From the entries that follow, pick out all lines holding "silnici".

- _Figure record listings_
-------------------------
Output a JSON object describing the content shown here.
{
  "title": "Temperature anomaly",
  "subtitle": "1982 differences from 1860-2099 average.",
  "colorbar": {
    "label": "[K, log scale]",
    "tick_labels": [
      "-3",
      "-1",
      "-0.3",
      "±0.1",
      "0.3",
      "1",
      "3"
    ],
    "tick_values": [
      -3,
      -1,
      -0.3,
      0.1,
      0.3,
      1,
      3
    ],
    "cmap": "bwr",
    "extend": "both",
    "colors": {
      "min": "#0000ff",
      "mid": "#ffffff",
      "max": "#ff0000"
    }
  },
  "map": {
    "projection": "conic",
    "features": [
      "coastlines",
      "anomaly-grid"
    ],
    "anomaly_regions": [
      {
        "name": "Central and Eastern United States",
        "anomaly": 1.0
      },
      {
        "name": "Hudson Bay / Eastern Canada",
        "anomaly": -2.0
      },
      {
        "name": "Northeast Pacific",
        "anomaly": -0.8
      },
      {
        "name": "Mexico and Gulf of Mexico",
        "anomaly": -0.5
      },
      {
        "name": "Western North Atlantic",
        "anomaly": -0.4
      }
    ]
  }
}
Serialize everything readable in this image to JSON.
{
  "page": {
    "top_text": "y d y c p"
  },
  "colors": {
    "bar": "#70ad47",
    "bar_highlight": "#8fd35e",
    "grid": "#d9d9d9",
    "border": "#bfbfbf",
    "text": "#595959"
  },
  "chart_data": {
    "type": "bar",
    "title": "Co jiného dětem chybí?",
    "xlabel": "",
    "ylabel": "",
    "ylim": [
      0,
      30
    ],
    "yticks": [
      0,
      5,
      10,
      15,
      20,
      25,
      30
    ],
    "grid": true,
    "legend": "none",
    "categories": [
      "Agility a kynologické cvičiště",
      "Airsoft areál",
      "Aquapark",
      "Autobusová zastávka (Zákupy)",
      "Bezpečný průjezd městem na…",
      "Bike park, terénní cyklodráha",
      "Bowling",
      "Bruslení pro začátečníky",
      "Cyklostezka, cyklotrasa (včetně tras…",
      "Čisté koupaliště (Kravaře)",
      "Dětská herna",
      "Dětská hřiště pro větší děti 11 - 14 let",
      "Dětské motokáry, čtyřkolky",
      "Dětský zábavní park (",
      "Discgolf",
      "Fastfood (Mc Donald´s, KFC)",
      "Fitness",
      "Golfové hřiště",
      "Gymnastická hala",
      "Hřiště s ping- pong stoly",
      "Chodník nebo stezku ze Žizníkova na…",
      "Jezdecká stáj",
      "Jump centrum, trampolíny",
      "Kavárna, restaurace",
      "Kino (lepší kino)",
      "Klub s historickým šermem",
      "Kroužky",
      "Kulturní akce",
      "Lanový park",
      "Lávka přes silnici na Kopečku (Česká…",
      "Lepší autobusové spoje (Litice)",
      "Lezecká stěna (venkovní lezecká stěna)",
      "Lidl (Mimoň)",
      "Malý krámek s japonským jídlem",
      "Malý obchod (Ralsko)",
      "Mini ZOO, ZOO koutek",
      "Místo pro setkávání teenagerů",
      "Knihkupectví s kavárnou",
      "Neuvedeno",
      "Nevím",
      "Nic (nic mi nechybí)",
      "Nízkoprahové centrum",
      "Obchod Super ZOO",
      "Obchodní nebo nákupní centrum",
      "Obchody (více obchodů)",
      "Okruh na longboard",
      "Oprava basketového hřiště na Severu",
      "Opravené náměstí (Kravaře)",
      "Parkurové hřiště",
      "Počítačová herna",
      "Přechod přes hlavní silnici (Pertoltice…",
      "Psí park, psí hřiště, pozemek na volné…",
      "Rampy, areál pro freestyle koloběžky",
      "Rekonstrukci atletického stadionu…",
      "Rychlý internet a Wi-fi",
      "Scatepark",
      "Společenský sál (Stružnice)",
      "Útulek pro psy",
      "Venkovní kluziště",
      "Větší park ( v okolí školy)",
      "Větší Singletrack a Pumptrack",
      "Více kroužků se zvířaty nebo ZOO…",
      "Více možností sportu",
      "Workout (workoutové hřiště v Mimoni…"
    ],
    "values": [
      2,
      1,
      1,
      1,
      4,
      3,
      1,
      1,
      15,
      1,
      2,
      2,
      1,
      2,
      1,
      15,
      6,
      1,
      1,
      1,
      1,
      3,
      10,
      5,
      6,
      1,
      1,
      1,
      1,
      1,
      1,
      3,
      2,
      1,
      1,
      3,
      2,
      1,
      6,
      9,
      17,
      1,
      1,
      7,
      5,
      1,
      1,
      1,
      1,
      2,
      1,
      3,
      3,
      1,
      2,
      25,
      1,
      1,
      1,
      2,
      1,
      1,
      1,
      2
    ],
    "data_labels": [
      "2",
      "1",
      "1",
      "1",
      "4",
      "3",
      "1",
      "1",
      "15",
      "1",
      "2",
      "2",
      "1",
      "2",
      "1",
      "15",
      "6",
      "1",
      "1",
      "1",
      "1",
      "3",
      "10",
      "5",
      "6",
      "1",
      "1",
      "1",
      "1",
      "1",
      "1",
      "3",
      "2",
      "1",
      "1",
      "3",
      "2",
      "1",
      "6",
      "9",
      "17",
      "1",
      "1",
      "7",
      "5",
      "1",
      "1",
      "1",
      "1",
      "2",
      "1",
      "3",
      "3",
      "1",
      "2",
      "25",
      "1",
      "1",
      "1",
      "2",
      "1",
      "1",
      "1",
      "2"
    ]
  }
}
-------------------------
- _OUTPUT OF THE EXERCISE_
      "Lávka přes silnici na Kopečku (Česká…",
      "Přechod přes hlavní silnici (Pertoltice…",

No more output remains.